*The task*
Nothing but the lines from the one containing "Transcribe this image's" through the last line should be written out, please, exactly as they stand.

(begin)

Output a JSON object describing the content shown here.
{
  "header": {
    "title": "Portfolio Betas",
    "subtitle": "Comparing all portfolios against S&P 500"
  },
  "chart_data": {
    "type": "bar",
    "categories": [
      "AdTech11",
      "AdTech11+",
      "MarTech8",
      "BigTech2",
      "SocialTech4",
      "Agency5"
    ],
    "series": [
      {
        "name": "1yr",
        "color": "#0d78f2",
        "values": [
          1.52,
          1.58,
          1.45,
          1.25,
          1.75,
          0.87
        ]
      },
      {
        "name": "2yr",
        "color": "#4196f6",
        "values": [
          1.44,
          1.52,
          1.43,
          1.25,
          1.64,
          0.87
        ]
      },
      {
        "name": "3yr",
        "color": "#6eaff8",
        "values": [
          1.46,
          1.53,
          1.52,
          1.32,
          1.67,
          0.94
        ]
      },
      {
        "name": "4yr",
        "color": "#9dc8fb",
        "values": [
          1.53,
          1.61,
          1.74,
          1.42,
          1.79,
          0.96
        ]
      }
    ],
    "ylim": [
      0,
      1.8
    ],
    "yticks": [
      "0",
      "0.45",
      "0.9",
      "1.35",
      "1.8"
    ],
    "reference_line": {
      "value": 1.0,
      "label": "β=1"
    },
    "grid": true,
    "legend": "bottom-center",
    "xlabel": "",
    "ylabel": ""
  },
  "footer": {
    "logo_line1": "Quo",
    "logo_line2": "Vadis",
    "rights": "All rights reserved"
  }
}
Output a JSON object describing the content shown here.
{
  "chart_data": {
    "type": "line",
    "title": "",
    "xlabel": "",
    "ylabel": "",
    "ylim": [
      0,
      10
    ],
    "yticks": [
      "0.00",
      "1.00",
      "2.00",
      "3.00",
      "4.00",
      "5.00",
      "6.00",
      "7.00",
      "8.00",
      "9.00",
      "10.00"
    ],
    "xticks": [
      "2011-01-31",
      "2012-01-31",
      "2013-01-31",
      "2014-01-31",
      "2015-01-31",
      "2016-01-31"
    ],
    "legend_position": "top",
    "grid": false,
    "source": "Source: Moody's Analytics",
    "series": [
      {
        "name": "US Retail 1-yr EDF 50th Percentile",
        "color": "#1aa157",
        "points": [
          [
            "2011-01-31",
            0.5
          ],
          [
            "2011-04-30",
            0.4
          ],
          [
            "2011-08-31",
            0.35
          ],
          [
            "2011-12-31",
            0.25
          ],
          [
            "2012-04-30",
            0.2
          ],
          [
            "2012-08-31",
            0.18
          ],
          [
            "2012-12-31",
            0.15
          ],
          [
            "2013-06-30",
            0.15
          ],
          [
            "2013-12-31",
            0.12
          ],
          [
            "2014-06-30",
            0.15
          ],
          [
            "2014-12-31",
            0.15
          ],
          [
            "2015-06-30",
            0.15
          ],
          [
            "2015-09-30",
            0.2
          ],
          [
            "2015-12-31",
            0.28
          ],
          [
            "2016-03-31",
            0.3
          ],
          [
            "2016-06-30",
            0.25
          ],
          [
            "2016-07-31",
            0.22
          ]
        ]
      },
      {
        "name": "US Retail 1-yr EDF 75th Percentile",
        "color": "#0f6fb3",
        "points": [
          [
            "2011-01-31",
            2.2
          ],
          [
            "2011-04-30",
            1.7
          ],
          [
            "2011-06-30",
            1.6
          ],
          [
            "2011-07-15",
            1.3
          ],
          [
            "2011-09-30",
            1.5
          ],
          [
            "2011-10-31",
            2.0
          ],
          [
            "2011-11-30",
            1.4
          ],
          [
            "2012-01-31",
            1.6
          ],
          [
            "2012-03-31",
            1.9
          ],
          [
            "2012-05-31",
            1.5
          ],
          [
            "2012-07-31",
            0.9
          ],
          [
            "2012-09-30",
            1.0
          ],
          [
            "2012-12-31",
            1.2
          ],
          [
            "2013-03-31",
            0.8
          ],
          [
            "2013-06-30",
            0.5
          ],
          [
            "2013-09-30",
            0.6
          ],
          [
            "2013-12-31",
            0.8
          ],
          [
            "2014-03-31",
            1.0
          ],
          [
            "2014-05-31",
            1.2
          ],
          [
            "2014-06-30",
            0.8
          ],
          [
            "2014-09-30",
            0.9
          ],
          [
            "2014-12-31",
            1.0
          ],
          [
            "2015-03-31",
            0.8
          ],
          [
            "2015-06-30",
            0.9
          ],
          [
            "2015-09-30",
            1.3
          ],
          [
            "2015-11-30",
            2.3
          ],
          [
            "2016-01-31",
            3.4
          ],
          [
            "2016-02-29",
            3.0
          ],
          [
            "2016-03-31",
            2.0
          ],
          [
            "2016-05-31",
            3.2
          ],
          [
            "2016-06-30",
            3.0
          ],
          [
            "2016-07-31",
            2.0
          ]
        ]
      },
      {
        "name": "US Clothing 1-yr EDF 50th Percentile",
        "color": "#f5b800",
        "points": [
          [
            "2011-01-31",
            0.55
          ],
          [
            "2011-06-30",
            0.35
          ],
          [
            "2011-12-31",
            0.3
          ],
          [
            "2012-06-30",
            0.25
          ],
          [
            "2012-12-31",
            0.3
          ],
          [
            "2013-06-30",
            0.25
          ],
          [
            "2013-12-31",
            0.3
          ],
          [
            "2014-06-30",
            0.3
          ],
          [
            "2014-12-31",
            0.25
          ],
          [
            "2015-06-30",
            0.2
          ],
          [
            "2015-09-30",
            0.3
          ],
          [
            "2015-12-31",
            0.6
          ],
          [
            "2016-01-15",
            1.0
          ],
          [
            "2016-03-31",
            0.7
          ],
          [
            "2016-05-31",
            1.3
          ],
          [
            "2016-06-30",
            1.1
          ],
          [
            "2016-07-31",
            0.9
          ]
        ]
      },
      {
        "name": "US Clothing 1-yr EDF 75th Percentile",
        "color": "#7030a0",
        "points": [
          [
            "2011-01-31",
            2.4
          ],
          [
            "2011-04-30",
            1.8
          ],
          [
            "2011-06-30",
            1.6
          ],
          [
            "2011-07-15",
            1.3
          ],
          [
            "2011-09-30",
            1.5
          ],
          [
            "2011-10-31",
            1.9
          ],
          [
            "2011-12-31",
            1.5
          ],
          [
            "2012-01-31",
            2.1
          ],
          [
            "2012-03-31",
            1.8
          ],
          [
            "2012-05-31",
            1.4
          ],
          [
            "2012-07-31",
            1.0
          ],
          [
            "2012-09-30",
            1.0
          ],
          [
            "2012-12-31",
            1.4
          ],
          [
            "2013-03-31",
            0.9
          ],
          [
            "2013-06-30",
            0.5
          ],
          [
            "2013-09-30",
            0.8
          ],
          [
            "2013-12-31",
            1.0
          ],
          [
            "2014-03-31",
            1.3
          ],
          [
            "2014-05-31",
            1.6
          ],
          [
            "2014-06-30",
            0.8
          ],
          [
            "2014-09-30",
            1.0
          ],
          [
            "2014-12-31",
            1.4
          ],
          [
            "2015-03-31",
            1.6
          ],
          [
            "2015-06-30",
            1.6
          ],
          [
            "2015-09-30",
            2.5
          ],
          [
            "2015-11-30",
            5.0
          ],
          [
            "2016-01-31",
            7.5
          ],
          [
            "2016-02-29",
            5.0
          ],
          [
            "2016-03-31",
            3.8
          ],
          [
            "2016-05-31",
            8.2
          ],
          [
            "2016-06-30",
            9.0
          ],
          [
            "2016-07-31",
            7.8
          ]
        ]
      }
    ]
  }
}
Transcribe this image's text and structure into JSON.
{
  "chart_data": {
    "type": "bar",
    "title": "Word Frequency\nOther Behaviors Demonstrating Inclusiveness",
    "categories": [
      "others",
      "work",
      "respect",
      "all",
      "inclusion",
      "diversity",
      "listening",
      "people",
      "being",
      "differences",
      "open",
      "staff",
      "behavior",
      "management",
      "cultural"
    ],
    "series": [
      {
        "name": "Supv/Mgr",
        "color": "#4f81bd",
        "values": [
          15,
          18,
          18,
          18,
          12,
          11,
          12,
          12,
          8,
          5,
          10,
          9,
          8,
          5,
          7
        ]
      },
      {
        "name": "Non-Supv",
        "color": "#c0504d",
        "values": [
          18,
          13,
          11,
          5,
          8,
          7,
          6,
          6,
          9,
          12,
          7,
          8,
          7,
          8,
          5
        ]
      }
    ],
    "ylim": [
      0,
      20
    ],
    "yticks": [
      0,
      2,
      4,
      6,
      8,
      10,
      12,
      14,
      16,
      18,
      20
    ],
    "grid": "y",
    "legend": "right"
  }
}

(end)

*Exercise output*
Transcribe this image's text and structure into JSON.
{
  "chart_data": {
    "type": "bar",
    "title": "Word Frequency\nOther Behaviors Demonstrating Inclusiveness",
    "categories": [
      "others",
      "work",
      "respect",
      "all",
      "inclusion",
      "diversity",
      "listening",
      "people",
      "being",
      "differences",
      "open",
      "staff",
      "behavior",
      "management",
      "cultural"
    ],
    "series": [
      {
        "name": "Supv/Mgr",
        "color": "#4f81bd",
        "values": [
          15,
          18,
          18,
          18,
          12,
          11,
          12,
          12,
          8,
          5,
          10,
          9,
          8,
          5,
          7
        ]
      },
      {
        "name": "Non-Supv",
        "color": "#c0504d",
        "values": [
          18,
          13,
          11,
          5,
          8,
          7,
          6,
          6,
          9,
          12,
          7,
          8,
          7,
          8,
          5
        ]
      }
    ],
    "ylim": [
      0,
      20
    ],
    "yticks": [
      0,
      2,
      4,
      6,
      8,
      10,
      12,
      14,
      16,
      18,
      20
    ],
    "grid": "y",
    "legend": "right"
  }
}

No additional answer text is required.